Extracted data entries:
____________________

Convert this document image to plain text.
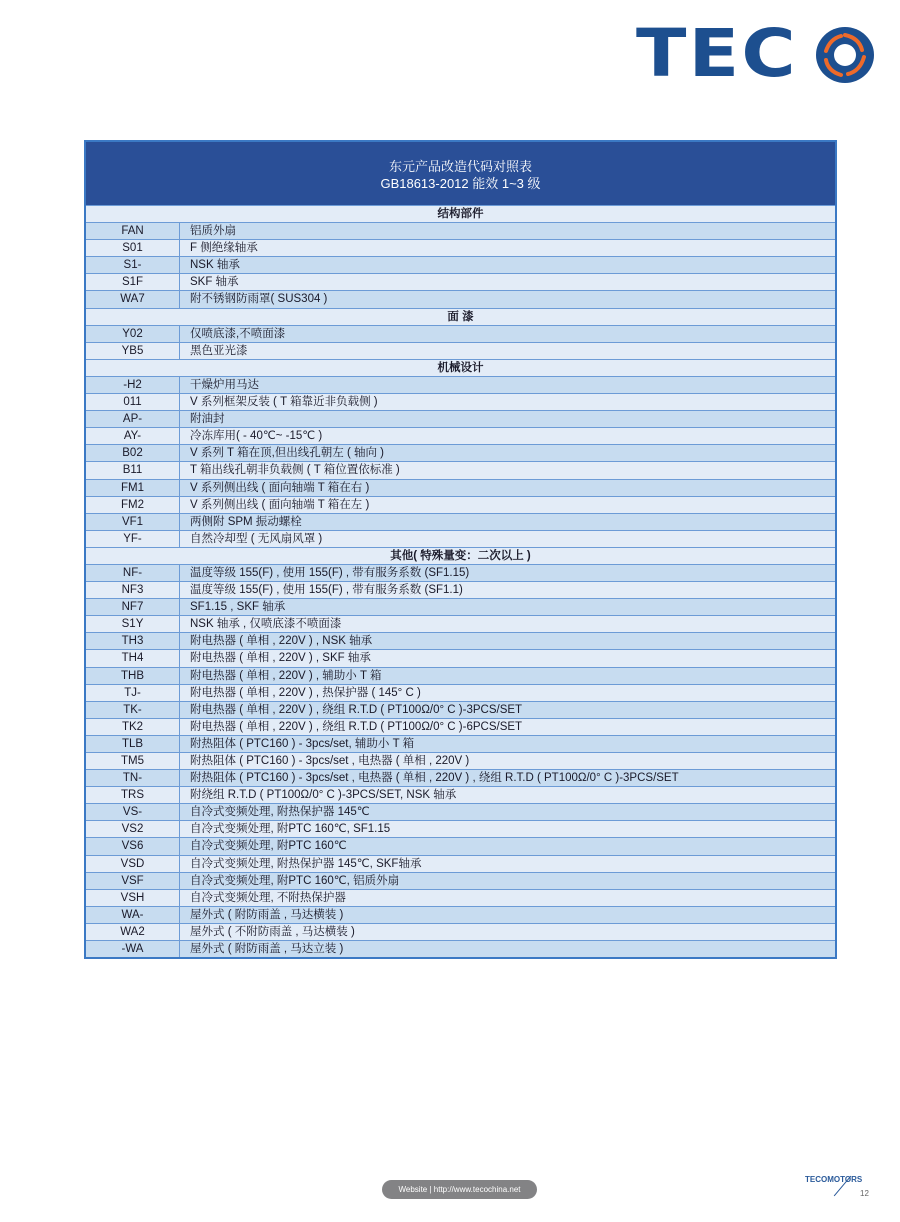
TEC
东元产品改造代码对照表
GB18613-2012 能效 1~3 级
结构部件
FAN	铝质外扇
S01	F 侧绝缘轴承
S1-	NSK 轴承
S1F	SKF 轴承
WA7	附不锈钢防雨罩( SUS304 )
面 漆
Y02	仅喷底漆,不喷面漆
YB5	黑色亚光漆
机械设计
-H2	干燥炉用马达
011	V 系列框架反装 ( T 箱靠近非负载侧 )
AP-	附油封
AY-	冷冻库用( - 40℃~ -15℃ )
B02	V 系列 T 箱在顶,但出线孔朝左 ( 轴向 )
B11	T 箱出线孔朝非负载侧 ( T 箱位置依标准 )
FM1	V 系列侧出线 ( 面向轴端 T 箱在右 )
FM2	V 系列侧出线 ( 面向轴端 T 箱在左 )
VF1	两侧附 SPM 振动螺栓
YF-	自然冷却型 ( 无风扇风罩 )
其他( 特殊量变：二次以上 )
NF-	温度等级 155(F) , 使用 155(F) , 带有服务系数 (SF1.15)
NF3	温度等级 155(F) , 使用 155(F) , 带有服务系数 (SF1.1)
NF7	SF1.15 , SKF 轴承
S1Y	NSK 轴承 , 仅喷底漆不喷面漆
TH3	附电热器 ( 单相 , 220V ) , NSK 轴承
TH4	附电热器 ( 单相 , 220V ) , SKF 轴承
THB	附电热器 ( 单相 , 220V ) , 辅助小 T 箱
TJ-	附电热器 ( 单相 , 220V ) , 热保护器 ( 145° C )
TK-	附电热器 ( 单相 , 220V ) , 绕组 R.T.D ( PT100Ω/0° C )-3PCS/SET
TK2	附电热器 ( 单相 , 220V ) , 绕组 R.T.D ( PT100Ω/0° C )-6PCS/SET
TLB	附热阻体 ( PTC160 ) - 3pcs/set, 辅助小 T 箱
TM5	附热阻体 ( PTC160 ) - 3pcs/set , 电热器 ( 单相 , 220V )
TN-	附热阻体 ( PTC160 ) - 3pcs/set , 电热器 ( 单相 , 220V ) , 绕组 R.T.D ( PT100Ω/0° C )-3PCS/SET
TRS	附绕组 R.T.D ( PT100Ω/0° C )-3PCS/SET, NSK 轴承
VS-	自冷式变频处理, 附热保护器 145℃
VS2	自冷式变频处理, 附PTC 160℃, SF1.15
VS6	自冷式变频处理, 附PTC 160℃
VSD	自冷式变频处理, 附热保护器 145℃, SKF轴承
VSF	自冷式变频处理, 附PTC 160℃, 铝质外扇
VSH	自冷式变频处理, 不附热保护器
WA-	屋外式 ( 附防雨盖 , 马达横装 )
WA2	屋外式 ( 不附防雨盖 , 马达横装 )
-WA	屋外式 ( 附防雨盖 , 马达立装 )
Website | http://www.tecochina.net
TECOMOTORS
12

____________________

OBJECTIVE
Copy the listing over exactly, skipping the pictures it holds.

SOLUTION FOR THIS EXERCISE
Convert this document image to plain text.
TEC
东元产品改造代码对照表
GB18613-2012 能效 1~3 级
结构部件
FAN	铝质外扇
S01	F 侧绝缘轴承
S1-	NSK 轴承
S1F	SKF 轴承
WA7	附不锈钢防雨罩( SUS304 )
面 漆
Y02	仅喷底漆,不喷面漆
YB5	黑色亚光漆
机械设计
-H2	干燥炉用马达
011	V 系列框架反装 ( T 箱靠近非负载侧 )
AP-	附油封
AY-	冷冻库用( - 40℃~ -15℃ )
B02	V 系列 T 箱在顶,但出线孔朝左 ( 轴向 )
B11	T 箱出线孔朝非负载侧 ( T 箱位置依标准 )
FM1	V 系列侧出线 ( 面向轴端 T 箱在右 )
FM2	V 系列侧出线 ( 面向轴端 T 箱在左 )
VF1	两侧附 SPM 振动螺栓
YF-	自然冷却型 ( 无风扇风罩 )
其他( 特殊量变：二次以上 )
NF-	温度等级 155(F) , 使用 155(F) , 带有服务系数 (SF1.15)
NF3	温度等级 155(F) , 使用 155(F) , 带有服务系数 (SF1.1)
NF7	SF1.15 , SKF 轴承
S1Y	NSK 轴承 , 仅喷底漆不喷面漆
TH3	附电热器 ( 单相 , 220V ) , NSK 轴承
TH4	附电热器 ( 单相 , 220V ) , SKF 轴承
THB	附电热器 ( 单相 , 220V ) , 辅助小 T 箱
TJ-	附电热器 ( 单相 , 220V ) , 热保护器 ( 145° C )
TK-	附电热器 ( 单相 , 220V ) , 绕组 R.T.D ( PT100Ω/0° C )-3PCS/SET
TK2	附电热器 ( 单相 , 220V ) , 绕组 R.T.D ( PT100Ω/0° C )-6PCS/SET
TLB	附热阻体 ( PTC160 ) - 3pcs/set, 辅助小 T 箱
TM5	附热阻体 ( PTC160 ) - 3pcs/set , 电热器 ( 单相 , 220V )
TN-	附热阻体 ( PTC160 ) - 3pcs/set , 电热器 ( 单相 , 220V ) , 绕组 R.T.D ( PT100Ω/0° C )-3PCS/SET
TRS	附绕组 R.T.D ( PT100Ω/0° C )-3PCS/SET, NSK 轴承
VS-	自冷式变频处理, 附热保护器 145℃
VS2	自冷式变频处理, 附PTC 160℃, SF1.15
VS6	自冷式变频处理, 附PTC 160℃
VSD	自冷式变频处理, 附热保护器 145℃, SKF轴承
VSF	自冷式变频处理, 附PTC 160℃, 铝质外扇
VSH	自冷式变频处理, 不附热保护器
WA-	屋外式 ( 附防雨盖 , 马达横装 )
WA2	屋外式 ( 不附防雨盖 , 马达横装 )
-WA	屋外式 ( 附防雨盖 , 马达立装 )
Website | http://www.tecochina.net
TECOMOTORS
12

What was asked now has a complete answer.